Begin Supplied information
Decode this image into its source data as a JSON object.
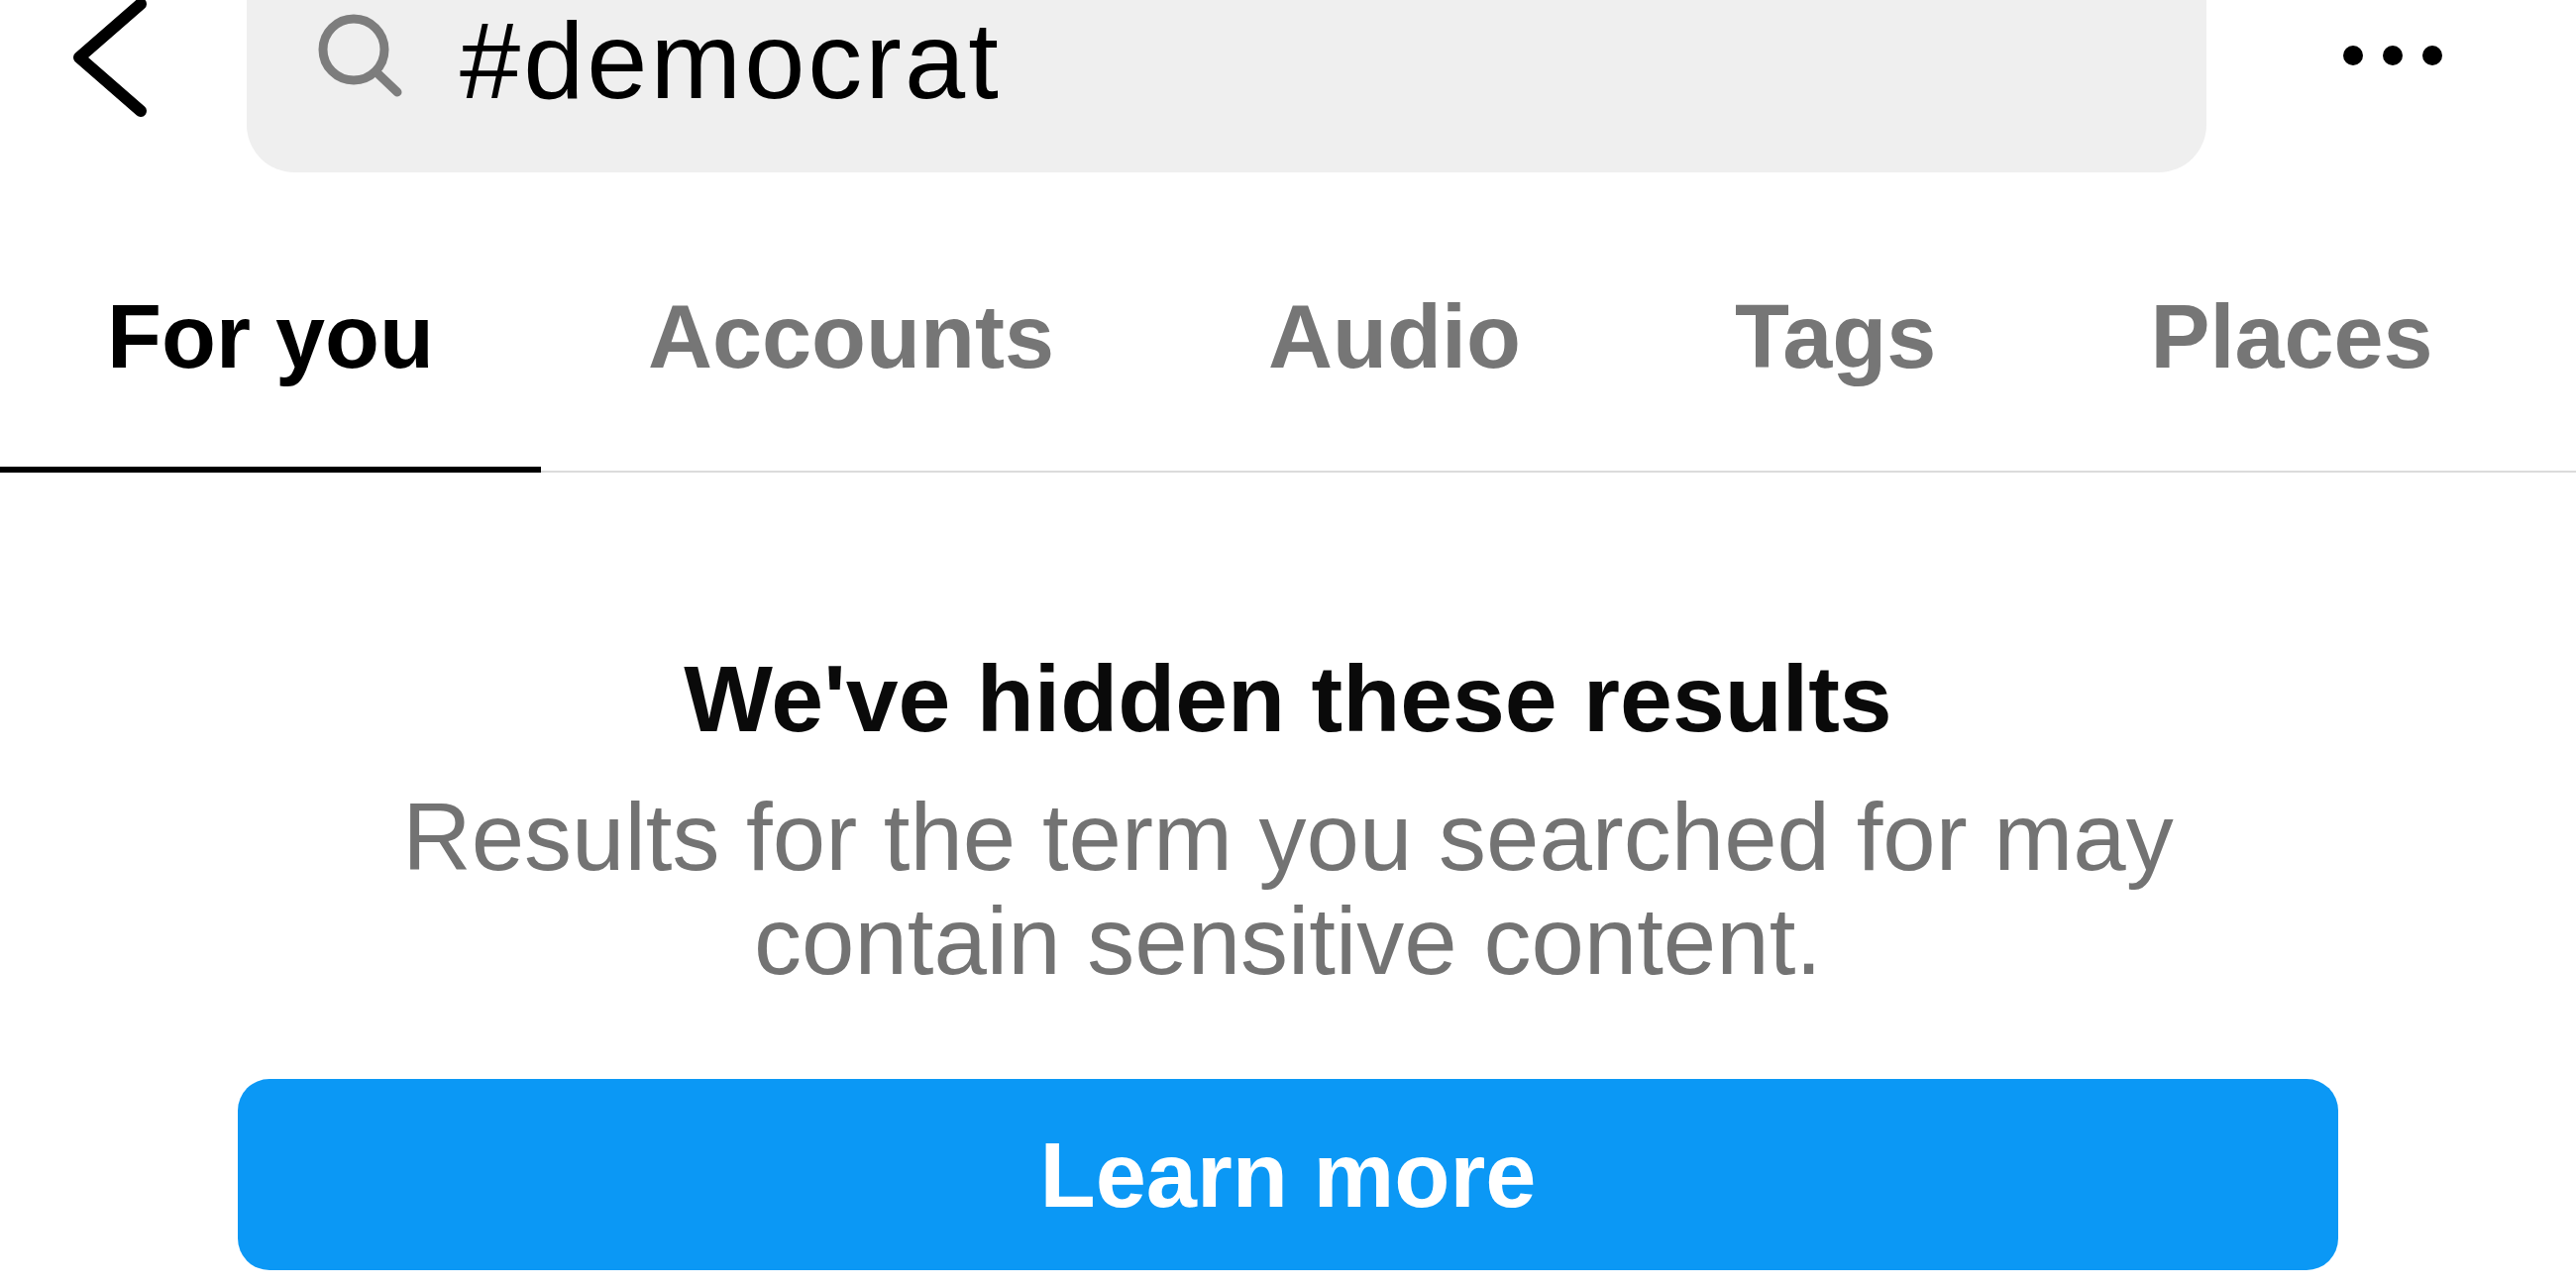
{
  "header": {
    "search": {
      "value": "#democrat"
    }
  },
  "tabs": [
    {
      "label": "For you",
      "selected": true
    },
    {
      "label": "Accounts",
      "selected": false
    },
    {
      "label": "Audio",
      "selected": false
    },
    {
      "label": "Tags",
      "selected": false
    },
    {
      "label": "Places",
      "selected": false
    }
  ],
  "notice": {
    "title": "We've hidden these results",
    "message": "Results for the term you searched for may contain sensitive content.",
    "button": "Learn more"
  }
}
End Supplied information
Quote every line of the records above exactly; no picture is to be copied.

__Reply to the exercise__:
Decode this image into its source data as a JSON object.
{
  "header": {
    "search": {
      "value": "#democrat"
    }
  },
  "tabs": [
    {
      "label": "For you",
      "selected": true
    },
    {
      "label": "Accounts",
      "selected": false
    },
    {
      "label": "Audio",
      "selected": false
    },
    {
      "label": "Tags",
      "selected": false
    },
    {
      "label": "Places",
      "selected": false
    }
  ],
  "notice": {
    "title": "We've hidden these results",
    "message": "Results for the term you searched for may contain sensitive content.",
    "button": "Learn more"
  }
}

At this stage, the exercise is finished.